→ The problem
Rewrite the rows as a numbered list, starting with the first line and going on through the line that contains "series-line-3 <box>68 235 1117 662</box>", leaving out any blank lines.
#####
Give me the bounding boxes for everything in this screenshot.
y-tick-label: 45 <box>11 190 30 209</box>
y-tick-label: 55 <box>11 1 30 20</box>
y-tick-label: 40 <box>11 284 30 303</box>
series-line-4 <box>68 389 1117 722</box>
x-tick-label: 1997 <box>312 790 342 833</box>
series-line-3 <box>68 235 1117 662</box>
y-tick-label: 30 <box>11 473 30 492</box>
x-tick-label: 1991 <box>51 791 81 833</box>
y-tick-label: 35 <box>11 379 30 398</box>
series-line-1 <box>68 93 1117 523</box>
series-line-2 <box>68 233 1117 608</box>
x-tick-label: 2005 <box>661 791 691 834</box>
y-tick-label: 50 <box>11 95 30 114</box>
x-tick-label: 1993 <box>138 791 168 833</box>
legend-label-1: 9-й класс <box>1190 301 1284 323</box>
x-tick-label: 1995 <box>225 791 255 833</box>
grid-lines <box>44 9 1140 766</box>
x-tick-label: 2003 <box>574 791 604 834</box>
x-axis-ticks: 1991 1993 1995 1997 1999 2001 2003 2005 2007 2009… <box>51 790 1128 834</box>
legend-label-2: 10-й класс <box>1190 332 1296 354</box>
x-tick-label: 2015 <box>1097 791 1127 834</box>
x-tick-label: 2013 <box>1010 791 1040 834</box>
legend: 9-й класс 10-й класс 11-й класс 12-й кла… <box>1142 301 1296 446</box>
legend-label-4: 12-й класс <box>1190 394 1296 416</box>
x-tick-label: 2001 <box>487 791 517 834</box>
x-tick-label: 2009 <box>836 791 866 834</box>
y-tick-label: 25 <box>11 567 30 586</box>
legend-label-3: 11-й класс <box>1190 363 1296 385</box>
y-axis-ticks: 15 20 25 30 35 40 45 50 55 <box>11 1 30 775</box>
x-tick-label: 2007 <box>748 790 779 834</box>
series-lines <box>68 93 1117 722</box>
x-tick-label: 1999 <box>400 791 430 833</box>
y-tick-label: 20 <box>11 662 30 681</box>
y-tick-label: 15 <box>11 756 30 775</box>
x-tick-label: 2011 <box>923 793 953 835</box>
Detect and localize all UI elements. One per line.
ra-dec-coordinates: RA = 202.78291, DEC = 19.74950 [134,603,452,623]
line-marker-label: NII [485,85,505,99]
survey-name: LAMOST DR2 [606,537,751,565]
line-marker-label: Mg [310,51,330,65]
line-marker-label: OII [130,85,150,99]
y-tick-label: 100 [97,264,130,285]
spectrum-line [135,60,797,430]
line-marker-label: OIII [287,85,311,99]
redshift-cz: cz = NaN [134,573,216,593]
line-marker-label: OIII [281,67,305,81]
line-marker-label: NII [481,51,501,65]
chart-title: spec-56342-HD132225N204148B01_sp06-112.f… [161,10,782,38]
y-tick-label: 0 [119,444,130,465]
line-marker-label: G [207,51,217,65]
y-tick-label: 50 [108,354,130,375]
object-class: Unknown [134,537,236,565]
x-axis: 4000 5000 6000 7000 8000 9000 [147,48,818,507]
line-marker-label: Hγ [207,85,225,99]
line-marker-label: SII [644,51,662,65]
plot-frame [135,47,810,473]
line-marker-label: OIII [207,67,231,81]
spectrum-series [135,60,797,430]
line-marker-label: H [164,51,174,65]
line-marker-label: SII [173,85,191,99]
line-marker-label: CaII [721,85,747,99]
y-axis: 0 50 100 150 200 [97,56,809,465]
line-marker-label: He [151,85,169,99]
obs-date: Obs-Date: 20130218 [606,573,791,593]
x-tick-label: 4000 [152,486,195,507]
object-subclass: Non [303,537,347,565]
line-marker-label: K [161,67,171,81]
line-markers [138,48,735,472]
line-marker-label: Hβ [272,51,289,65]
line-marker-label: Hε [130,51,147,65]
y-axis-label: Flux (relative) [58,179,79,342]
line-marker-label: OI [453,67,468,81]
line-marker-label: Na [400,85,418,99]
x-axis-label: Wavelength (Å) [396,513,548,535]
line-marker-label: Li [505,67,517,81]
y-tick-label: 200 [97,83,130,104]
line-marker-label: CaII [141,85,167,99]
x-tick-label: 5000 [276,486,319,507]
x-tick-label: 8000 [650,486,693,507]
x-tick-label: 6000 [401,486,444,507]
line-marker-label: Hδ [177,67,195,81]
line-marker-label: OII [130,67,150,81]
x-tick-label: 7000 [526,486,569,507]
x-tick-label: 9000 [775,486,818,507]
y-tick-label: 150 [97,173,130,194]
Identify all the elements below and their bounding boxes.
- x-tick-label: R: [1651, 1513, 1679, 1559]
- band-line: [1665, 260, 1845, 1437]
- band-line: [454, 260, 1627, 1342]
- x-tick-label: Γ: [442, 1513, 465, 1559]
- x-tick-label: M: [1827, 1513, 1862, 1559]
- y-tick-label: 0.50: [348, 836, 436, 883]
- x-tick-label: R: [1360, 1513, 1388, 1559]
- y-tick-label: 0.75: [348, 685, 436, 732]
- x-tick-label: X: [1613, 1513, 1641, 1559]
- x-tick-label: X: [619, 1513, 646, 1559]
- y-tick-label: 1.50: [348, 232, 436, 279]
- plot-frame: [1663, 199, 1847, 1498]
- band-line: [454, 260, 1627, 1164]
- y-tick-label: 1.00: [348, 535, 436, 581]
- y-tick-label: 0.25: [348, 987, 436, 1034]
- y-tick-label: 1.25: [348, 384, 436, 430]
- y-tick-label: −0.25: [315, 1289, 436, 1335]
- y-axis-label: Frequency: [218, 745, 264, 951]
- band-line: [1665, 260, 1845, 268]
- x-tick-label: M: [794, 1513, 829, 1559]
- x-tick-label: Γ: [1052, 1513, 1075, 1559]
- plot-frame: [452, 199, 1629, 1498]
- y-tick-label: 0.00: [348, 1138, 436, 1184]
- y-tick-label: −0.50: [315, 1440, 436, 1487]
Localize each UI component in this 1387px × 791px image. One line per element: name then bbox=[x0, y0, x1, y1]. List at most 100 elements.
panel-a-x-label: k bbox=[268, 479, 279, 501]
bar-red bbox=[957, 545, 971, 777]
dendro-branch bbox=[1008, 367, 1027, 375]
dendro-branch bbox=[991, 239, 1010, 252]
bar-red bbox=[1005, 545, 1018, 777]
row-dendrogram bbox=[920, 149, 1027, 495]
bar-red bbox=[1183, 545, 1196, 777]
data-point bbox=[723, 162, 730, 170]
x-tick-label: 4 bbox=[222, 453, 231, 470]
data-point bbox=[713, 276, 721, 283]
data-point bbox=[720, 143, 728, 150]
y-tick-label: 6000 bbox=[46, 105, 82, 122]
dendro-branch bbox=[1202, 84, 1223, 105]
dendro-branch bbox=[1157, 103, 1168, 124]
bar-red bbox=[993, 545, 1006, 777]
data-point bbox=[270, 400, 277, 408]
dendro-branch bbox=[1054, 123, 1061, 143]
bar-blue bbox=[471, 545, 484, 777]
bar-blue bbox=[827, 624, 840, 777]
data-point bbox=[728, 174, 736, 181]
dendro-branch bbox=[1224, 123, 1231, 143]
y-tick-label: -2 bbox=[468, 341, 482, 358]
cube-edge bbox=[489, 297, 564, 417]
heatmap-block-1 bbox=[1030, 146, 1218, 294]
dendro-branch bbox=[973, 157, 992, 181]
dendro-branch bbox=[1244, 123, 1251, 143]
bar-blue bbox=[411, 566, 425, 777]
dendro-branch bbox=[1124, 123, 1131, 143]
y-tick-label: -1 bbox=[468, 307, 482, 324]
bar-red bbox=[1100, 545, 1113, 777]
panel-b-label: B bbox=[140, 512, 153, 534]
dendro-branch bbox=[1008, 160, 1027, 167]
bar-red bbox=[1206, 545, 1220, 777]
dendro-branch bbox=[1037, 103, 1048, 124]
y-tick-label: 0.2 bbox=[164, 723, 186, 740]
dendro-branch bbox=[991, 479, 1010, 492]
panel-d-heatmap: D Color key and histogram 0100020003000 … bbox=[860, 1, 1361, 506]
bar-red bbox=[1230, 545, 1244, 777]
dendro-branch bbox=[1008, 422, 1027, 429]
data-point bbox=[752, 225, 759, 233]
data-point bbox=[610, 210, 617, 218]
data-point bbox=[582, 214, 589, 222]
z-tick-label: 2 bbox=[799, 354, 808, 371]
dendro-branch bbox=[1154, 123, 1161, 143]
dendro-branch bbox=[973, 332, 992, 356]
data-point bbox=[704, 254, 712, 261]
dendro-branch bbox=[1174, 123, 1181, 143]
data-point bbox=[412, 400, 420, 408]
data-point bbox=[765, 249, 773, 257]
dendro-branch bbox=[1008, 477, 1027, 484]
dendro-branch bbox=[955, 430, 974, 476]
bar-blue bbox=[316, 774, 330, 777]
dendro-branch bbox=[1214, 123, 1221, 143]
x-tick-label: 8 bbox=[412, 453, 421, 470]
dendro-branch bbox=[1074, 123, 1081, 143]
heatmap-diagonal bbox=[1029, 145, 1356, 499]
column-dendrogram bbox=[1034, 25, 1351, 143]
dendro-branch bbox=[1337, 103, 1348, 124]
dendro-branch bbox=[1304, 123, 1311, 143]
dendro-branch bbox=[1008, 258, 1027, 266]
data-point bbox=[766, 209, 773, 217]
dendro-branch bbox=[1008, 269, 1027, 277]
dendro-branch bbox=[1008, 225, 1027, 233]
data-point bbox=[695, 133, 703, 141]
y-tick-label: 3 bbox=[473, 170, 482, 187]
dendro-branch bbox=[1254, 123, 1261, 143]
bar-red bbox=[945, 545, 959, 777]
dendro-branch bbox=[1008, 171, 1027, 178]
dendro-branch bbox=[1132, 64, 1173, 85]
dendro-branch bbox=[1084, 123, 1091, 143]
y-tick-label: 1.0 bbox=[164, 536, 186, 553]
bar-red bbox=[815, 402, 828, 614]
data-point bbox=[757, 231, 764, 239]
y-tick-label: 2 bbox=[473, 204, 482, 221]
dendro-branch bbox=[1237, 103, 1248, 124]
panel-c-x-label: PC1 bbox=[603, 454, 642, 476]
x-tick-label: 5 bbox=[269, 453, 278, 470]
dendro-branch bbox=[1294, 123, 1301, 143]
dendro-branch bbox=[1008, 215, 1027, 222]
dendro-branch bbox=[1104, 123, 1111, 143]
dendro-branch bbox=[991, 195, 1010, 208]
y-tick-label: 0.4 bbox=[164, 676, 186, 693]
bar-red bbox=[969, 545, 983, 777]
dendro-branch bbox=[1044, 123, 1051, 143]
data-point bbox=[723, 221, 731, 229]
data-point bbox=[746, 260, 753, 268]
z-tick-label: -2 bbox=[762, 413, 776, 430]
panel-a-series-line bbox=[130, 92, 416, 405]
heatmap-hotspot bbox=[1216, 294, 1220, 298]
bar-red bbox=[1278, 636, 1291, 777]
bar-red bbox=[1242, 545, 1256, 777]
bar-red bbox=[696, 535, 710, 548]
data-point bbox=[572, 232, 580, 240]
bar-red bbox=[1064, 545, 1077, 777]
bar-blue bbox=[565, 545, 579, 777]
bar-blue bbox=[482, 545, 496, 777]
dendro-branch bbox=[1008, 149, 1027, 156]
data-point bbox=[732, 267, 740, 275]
#####
→ Written solution
1. Give me the bounding boxes for everything in this screenshot.
2. y-tick-label: 45 <box>11 190 30 209</box>
3. y-tick-label: 55 <box>11 1 30 20</box>
4. y-tick-label: 40 <box>11 284 30 303</box>
5. series-line-4 <box>68 389 1117 722</box>
6. x-tick-label: 1997 <box>312 790 342 833</box>
7. series-line-3 <box>68 235 1117 662</box>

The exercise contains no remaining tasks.